▶ Passage fourni
A l’occasion de sa carte blanche dans le cadre de REVERS, Claudio PAZIENZA nous a gentiment accordé un entretien.
Un défi intéressant
– Comment as-tu accepté cette commande d’Arte au moment d’Esprit de bière ?
– Je venais de faire un autre film avec eux et j’étais plutôt étonné de la proposition d’imaginer une soirée thématique autour de la bière. C’est un défi intéressant, c’est-à-dire de partir de quelque chose de très quotidien, de très banal, et d’explorer des formes moins habituelles. J’aimais bien le défi de partir de quelque chose de quasi-invisible. Ce n’est pas un sujet précieux. J’aime bien l’idée que ce ne soit pas précieux. Et à partir de ça, on peut construire quelque chose.
– Comment s’est passée justement l’écriture de ce film Esprit de bière, comment as-tu procédé? Est-ce qu’il y avait quelque chose de très écrit ?
– J’ai l’habitude, avant de commencer un film, de faire un canevas. Un canevas, ce n’est pas un scénario, ce n’est pas un traitement, ce sont des passages obligatoires où je me dis j’ai envie de ça, et chaque fois que je me dis j’ai envie de ça, c’est qu’il doit bien y avoir une raison. Et c’est en faisant le film que je trouve la raison. Ces fragments forment alors une partition.
Ce que j’ai, ce sont des chapitres, des fragments, mais je n’ai pas encore de véritable continuité, je n’ai pas une fluidité, je n’ai pas encore la voix off. Tout se fait un peu dans des allers-retours, et comme je produis moi-même les films, je le fais de telle sorte à pouvoir tourner, m’arrêter, reprendre, tourner, monter, réécrire, réajuster,… Donc, en fait l’écriture c’est tout ce processus qui va de l’idée jusqu’au mixage.
L’idée d’Esprit de bière s’est un peu révélé avec Tableau avec chute. Il y a des choses qui émergent parce qu’on est en train de malaxer la matière, les images, les rencontres, et tout d’un coup ce passage à l’acte fait surgir des choses que je n’aurais pas pu écrire. Et c’est même la raison pour faire un film.
Pasolini dit : « Pourquoi faire un film si quand vous le rêvez, il est déjà parfait ? » Et donc, ce film, comme tous les films que j’ai faits, peuvent prendre ces risques-là parce que je peux être à tous les étages de la production. En fait, produire le film est moins une question de gérer une enveloppe financière que de gérer ce temps de l’écriture.
L’écriture, c’est de l’idée jusqu’au mixage. Et tout d’un coup, le fait, justement, d’être en train de travailler avec une matière, pas avec une idée de la matière, pas avec une pensée, pas avec une chose, fait que quelque chose surgit et dont je tiens à être le premier à être surpris. C’est ce plaisir-là qui m’intéresse. C’est ce qui me permet encore d’essayer de faire des films.

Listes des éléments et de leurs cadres
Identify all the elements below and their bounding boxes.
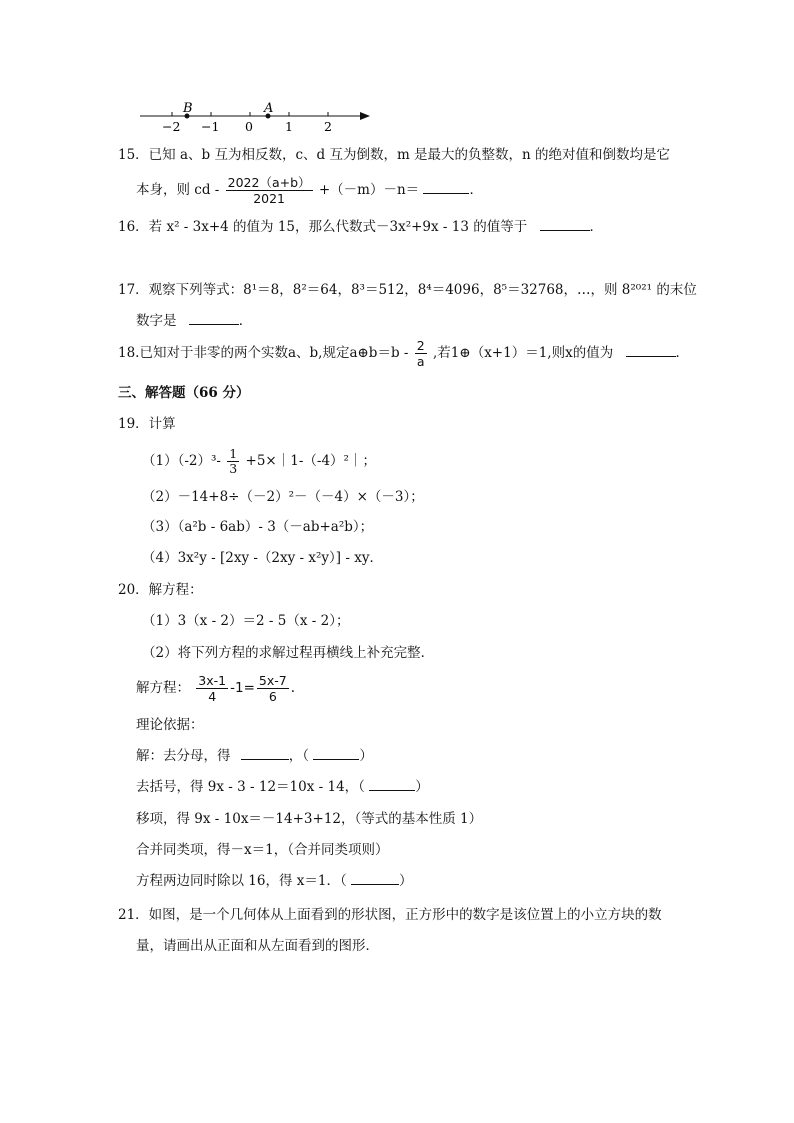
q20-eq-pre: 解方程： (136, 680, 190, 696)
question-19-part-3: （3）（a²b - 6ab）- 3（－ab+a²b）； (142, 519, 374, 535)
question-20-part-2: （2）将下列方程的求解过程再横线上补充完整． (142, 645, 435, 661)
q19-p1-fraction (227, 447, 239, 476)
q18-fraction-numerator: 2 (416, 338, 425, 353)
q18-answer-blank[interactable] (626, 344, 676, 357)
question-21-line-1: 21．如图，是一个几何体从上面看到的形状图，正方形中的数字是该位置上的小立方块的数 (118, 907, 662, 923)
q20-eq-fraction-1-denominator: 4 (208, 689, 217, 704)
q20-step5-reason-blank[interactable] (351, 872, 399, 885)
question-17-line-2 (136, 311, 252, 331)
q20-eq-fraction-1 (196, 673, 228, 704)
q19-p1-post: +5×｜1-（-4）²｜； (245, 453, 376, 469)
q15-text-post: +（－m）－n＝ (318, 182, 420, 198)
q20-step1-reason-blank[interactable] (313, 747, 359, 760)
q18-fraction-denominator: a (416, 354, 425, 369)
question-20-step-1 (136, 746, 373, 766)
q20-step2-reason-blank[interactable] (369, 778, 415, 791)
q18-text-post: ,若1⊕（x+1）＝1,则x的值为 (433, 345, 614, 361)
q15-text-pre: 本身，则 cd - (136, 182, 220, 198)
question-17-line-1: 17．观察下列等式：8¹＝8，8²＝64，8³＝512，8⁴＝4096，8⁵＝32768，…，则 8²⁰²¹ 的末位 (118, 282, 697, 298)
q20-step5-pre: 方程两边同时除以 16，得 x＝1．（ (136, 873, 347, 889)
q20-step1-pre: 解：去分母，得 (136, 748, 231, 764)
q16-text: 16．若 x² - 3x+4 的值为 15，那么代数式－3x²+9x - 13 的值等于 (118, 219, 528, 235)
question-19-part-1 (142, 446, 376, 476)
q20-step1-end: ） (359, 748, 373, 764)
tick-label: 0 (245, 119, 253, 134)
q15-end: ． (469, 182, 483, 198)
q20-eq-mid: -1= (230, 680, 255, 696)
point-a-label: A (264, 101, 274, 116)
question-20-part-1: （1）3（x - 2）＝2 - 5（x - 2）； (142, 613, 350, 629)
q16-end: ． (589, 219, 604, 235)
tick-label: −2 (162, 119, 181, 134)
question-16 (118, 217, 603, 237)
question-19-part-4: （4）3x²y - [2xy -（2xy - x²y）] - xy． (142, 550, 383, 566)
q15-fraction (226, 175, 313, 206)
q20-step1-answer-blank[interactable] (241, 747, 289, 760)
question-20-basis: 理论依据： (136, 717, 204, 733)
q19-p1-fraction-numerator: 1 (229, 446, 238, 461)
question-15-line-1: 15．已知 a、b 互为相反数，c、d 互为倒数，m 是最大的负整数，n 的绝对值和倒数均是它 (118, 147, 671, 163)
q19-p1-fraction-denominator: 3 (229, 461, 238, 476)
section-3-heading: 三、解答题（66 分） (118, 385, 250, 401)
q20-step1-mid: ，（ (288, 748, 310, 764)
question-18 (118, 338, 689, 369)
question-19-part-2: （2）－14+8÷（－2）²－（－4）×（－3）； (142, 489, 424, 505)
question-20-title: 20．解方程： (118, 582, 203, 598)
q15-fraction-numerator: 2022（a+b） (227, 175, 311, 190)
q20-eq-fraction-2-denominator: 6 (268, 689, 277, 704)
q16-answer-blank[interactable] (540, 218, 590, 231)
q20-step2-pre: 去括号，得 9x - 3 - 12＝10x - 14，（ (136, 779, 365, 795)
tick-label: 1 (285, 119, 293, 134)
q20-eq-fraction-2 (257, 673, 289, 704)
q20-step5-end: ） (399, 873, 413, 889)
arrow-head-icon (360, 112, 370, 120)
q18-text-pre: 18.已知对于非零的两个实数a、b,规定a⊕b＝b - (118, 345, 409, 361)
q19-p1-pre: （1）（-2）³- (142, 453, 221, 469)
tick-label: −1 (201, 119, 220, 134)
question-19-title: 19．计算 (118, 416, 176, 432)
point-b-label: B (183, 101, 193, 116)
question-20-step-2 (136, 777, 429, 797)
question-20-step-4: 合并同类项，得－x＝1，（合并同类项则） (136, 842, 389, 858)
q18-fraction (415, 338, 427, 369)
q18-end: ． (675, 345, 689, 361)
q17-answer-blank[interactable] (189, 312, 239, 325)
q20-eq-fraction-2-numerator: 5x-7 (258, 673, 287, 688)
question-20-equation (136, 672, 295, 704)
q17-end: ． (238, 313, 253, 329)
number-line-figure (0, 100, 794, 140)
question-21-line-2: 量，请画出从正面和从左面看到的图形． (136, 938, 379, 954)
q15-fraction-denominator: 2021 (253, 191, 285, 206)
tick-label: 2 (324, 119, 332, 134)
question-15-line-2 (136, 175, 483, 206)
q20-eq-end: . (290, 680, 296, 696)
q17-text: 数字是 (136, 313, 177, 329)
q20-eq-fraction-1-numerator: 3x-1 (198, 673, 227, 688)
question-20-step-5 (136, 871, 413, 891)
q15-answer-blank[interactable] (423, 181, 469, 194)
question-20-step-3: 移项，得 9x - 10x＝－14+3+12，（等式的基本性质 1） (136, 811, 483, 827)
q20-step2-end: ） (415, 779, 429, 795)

---

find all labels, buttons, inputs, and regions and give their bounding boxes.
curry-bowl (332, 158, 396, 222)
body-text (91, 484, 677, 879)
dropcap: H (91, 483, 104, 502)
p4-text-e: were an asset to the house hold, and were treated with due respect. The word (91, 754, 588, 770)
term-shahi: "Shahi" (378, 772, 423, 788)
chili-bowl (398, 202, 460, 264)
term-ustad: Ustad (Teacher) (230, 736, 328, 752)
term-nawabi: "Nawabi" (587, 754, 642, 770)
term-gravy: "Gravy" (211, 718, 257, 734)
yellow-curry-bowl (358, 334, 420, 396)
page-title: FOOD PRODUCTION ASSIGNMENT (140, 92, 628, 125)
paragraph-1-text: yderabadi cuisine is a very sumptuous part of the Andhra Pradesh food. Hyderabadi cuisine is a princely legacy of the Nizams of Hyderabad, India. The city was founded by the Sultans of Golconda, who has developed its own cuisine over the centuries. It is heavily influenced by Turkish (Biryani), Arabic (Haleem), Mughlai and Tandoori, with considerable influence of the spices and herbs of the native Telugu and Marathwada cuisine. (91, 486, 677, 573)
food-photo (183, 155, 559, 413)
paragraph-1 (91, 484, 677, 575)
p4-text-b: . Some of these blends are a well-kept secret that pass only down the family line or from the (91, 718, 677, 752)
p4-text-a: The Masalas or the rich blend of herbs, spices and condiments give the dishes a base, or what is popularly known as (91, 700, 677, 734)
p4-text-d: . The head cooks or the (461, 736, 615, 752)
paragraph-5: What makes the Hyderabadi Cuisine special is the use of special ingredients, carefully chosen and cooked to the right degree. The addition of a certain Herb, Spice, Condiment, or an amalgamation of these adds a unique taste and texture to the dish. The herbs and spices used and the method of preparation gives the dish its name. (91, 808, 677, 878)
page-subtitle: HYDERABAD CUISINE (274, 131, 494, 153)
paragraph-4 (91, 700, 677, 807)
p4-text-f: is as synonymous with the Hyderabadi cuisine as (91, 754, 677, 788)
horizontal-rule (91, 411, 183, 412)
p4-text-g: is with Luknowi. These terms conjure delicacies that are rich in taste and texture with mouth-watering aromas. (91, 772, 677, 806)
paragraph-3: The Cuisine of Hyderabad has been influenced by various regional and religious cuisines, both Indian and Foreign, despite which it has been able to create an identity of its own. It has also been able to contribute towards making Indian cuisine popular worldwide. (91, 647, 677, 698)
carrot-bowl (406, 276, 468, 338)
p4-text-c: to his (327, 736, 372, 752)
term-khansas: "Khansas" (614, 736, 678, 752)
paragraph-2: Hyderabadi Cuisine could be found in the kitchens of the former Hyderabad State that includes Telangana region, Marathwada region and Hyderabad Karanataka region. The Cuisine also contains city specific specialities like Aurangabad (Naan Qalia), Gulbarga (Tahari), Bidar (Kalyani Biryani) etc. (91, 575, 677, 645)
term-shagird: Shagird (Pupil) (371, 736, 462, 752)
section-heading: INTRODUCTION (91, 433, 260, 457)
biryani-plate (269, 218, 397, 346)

▶ Exercice proposé A
Reprenez un extrait de l'entretien en commençant aux mots "A l’occasion de" et en vous arrêtant après "très écrit ?", et substituez-y "pari" à "défi".
▶ Exercice proposé B
Veuillez indiquer, d'après l'entretien, ce que Claudio Pazienza a l'habitude de faire avant de commencer un film.

▶ Résultat attendu A
A l’occasion de sa carte blanche dans le cadre de REVERS, Claudio PAZIENZA nous a gentiment accordé un entretien.
Un pari intéressant
– Comment as-tu accepté cette commande d’Arte au moment d’Esprit de bière ?
– Je venais de faire un autre film avec eux et j’étais plutôt étonné de la proposition d’imaginer une soirée thématique autour de la bière. C’est un pari intéressant, c’est-à-dire de partir de quelque chose de très quotidien, de très banal, et d’explorer des formes moins habituelles. J’aimais bien le pari de partir de quelque chose de quasi-invisible. Ce n’est pas un sujet précieux. J’aime bien l’idée que ce ne soit pas précieux. Et à partir de ça, on peut construire quelque chose.
– Comment s’est passée justement l’écriture de ce film Esprit de bière, comment as-tu procédé? Est-ce qu’il y avait quelque chose de très écrit ?

▶ Résultat attendu B
Il fait un canevas.